Figure record listings:

__________________________________________________

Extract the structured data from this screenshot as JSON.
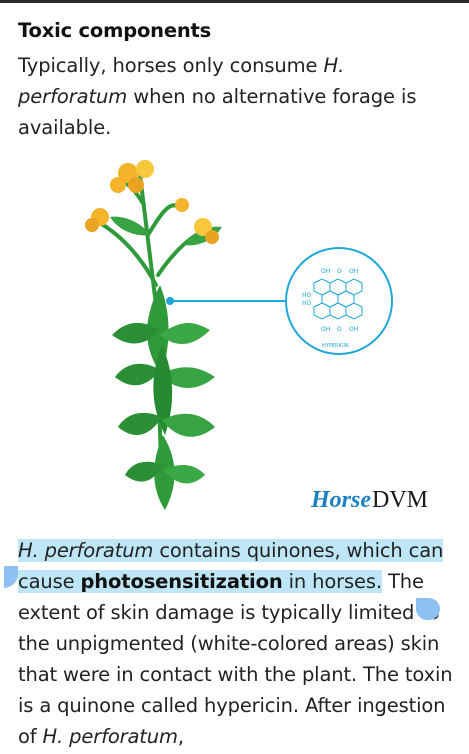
{
  "heading": "Toxic components",
  "para1": {
    "text_a": "Typically, horses only consume ",
    "italic_a": "H. perforatum",
    "text_b": " when no alternative forage is available."
  },
  "figure": {
    "molecule_label": "HYPERICIN",
    "mol_oh_top_left": "OH",
    "mol_o_top": "O",
    "mol_oh_top_right": "OH",
    "mol_ho_1": "HO",
    "mol_ho_2": "HO",
    "mol_oh_bottom_left": "OH",
    "mol_o_bottom": "O",
    "mol_oh_bottom_right": "OH",
    "brand_italic": "Horse",
    "brand_bold": "DVM",
    "colors": {
      "leaf": "#2f9a3a",
      "leaf_dark": "#1f7a2a",
      "flower": "#f3b42c",
      "molecule": "#1fa7d8",
      "brand_blue": "#1a7fc4"
    }
  },
  "para2": {
    "sel_italic": "H. perforatum",
    "sel_text_a": " contains quinones, which can cause ",
    "sel_bold": "photosensitization",
    "sel_text_b": " in horses.",
    "text_c": " The extent of skin damage is typically limited to the unpigmented (white-colored areas) skin that were in contact with the plant. The toxin is a quinone called hypericin. After ingestion of ",
    "italic_c": "H. perforatum",
    "text_d": ","
  }
}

__________________________________________________

Try it: Please repeat the records above exactly, leaving every picture out.

Problem solution:
Extract the structured data from this screenshot as JSON.
{
  "heading": "Toxic components",
  "para1": {
    "text_a": "Typically, horses only consume ",
    "italic_a": "H. perforatum",
    "text_b": " when no alternative forage is available."
  },
  "figure": {
    "molecule_label": "HYPERICIN",
    "mol_oh_top_left": "OH",
    "mol_o_top": "O",
    "mol_oh_top_right": "OH",
    "mol_ho_1": "HO",
    "mol_ho_2": "HO",
    "mol_oh_bottom_left": "OH",
    "mol_o_bottom": "O",
    "mol_oh_bottom_right": "OH",
    "brand_italic": "Horse",
    "brand_bold": "DVM",
    "colors": {
      "leaf": "#2f9a3a",
      "leaf_dark": "#1f7a2a",
      "flower": "#f3b42c",
      "molecule": "#1fa7d8",
      "brand_blue": "#1a7fc4"
    }
  },
  "para2": {
    "sel_italic": "H. perforatum",
    "sel_text_a": " contains quinones, which can cause ",
    "sel_bold": "photosensitization",
    "sel_text_b": " in horses.",
    "text_c": " The extent of skin damage is typically limited to the unpigmented (white-colored areas) skin that were in contact with the plant. The toxin is a quinone called hypericin. After ingestion of ",
    "italic_c": "H. perforatum",
    "text_d": ","
  }
}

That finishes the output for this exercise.